EXERCISE REQUIREMENTS >> Say how many lines in the records include the string "fill", adding no other words.

Chart and figure data:
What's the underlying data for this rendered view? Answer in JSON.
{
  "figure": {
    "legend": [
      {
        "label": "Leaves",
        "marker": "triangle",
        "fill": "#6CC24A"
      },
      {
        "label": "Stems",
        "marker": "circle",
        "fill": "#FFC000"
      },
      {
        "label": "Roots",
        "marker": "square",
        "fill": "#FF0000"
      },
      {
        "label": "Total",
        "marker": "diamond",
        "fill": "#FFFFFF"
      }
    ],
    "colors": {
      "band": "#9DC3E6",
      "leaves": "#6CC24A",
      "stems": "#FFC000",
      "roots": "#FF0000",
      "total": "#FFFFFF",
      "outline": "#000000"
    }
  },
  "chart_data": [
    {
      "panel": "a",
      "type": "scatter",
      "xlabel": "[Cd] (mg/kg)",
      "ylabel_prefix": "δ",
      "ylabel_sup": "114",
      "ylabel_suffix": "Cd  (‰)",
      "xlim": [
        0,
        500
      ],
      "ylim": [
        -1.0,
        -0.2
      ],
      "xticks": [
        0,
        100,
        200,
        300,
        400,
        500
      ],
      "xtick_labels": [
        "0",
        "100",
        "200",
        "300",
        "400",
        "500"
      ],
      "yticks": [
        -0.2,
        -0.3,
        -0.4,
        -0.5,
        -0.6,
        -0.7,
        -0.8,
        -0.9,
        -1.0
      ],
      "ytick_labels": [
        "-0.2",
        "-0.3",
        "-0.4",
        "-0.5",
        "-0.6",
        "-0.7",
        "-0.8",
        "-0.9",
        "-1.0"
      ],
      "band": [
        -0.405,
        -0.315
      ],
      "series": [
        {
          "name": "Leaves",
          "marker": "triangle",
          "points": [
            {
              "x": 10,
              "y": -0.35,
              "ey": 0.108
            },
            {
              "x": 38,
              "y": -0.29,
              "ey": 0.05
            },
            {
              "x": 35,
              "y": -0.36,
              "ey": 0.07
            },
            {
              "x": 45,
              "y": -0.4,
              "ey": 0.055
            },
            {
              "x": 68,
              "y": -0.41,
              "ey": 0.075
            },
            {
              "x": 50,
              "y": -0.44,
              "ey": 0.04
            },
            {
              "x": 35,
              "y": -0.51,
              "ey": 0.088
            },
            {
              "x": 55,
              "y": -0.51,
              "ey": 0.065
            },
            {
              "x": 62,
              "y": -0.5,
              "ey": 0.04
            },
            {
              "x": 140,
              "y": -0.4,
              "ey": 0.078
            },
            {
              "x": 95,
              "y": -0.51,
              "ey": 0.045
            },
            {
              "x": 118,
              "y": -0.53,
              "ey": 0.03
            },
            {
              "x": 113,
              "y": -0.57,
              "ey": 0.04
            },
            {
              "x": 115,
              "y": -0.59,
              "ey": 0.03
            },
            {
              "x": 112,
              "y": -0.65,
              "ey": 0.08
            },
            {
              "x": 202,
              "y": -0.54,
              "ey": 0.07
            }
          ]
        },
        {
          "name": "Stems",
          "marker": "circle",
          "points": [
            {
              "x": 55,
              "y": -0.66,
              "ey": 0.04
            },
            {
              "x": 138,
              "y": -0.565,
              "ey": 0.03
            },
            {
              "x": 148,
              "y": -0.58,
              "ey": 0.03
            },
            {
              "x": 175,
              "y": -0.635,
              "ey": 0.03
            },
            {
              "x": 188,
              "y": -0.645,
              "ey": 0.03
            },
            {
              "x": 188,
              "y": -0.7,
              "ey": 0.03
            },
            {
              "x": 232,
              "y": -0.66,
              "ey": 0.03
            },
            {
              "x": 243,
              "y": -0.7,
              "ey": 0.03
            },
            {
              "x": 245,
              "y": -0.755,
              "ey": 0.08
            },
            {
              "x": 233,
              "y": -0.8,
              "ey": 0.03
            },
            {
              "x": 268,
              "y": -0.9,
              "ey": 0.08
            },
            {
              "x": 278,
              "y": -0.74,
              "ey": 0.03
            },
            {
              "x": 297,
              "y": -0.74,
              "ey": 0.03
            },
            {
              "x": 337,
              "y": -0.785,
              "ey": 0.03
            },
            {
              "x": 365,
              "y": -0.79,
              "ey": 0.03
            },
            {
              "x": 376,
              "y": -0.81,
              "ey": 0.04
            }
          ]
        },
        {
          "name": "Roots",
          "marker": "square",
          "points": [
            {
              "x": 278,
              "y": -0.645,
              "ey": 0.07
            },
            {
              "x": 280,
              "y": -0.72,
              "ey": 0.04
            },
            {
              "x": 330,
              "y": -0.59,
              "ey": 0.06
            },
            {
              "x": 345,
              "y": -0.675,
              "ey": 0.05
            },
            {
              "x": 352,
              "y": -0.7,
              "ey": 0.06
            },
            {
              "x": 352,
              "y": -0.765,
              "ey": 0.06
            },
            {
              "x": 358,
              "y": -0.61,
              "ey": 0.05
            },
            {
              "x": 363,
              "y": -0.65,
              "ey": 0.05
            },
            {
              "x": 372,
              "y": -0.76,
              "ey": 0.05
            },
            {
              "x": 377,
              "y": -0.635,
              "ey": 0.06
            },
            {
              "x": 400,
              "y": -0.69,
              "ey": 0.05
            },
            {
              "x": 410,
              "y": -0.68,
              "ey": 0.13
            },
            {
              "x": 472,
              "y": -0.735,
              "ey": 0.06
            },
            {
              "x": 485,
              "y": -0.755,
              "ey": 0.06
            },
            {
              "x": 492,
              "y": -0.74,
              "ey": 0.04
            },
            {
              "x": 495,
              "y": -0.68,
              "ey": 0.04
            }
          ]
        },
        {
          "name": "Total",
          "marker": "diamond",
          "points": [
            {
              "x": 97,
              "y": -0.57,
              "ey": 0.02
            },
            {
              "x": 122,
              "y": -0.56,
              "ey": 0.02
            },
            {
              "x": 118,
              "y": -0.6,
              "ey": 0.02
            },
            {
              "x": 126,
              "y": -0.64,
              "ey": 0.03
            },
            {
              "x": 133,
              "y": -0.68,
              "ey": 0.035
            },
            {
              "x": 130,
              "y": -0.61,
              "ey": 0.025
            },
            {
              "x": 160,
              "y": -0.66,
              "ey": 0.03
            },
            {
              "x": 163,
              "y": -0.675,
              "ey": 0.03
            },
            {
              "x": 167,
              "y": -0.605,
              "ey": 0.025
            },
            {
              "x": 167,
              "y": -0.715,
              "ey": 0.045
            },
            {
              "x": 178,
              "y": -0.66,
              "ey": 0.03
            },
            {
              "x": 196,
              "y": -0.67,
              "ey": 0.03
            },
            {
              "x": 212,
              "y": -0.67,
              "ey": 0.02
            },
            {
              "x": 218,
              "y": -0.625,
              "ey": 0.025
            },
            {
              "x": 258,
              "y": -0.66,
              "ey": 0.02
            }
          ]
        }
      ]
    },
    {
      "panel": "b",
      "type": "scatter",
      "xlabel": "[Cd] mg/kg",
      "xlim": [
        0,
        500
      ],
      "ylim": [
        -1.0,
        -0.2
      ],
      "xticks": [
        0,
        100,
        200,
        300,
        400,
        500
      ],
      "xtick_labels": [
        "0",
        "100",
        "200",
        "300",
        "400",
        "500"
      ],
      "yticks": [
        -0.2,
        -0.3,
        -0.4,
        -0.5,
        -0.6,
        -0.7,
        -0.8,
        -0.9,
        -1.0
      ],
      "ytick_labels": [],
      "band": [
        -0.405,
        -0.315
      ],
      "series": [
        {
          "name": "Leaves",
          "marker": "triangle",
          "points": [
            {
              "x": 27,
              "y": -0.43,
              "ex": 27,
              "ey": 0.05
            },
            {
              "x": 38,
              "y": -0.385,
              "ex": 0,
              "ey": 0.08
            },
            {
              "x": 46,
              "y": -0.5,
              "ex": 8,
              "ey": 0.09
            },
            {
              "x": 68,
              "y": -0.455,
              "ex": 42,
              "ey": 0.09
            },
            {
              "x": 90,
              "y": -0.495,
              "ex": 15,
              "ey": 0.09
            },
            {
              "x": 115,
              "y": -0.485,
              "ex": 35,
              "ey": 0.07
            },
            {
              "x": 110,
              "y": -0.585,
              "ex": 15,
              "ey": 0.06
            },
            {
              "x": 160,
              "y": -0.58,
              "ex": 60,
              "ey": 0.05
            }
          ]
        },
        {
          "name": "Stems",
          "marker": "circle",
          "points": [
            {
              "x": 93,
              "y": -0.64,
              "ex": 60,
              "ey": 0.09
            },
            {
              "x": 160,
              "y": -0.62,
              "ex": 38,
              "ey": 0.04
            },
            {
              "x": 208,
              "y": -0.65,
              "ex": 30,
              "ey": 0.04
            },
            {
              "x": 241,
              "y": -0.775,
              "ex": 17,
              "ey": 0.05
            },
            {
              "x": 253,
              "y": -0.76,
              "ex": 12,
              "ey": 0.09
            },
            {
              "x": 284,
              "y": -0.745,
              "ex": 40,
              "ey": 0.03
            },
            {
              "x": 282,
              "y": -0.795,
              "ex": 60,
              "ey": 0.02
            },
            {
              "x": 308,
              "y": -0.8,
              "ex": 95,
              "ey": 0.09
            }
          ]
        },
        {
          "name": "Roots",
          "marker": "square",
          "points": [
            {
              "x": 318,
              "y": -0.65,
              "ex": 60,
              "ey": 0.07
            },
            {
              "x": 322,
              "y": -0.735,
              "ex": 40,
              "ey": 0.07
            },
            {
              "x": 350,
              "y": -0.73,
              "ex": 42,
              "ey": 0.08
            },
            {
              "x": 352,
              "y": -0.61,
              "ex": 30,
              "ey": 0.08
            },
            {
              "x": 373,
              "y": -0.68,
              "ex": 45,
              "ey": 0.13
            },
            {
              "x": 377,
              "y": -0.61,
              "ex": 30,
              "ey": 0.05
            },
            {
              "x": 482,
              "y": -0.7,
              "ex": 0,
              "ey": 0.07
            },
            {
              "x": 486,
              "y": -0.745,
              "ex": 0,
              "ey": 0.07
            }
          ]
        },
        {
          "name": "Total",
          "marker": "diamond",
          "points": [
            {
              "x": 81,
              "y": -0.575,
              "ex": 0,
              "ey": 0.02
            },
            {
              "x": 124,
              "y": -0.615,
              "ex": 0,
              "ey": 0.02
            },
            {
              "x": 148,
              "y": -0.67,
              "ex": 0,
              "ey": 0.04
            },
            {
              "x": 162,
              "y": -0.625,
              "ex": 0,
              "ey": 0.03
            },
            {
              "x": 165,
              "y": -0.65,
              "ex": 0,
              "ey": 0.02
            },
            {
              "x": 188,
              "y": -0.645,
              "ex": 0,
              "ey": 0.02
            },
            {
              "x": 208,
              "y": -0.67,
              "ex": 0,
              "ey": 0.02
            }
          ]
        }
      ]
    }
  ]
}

TASK RESPONSE >> 4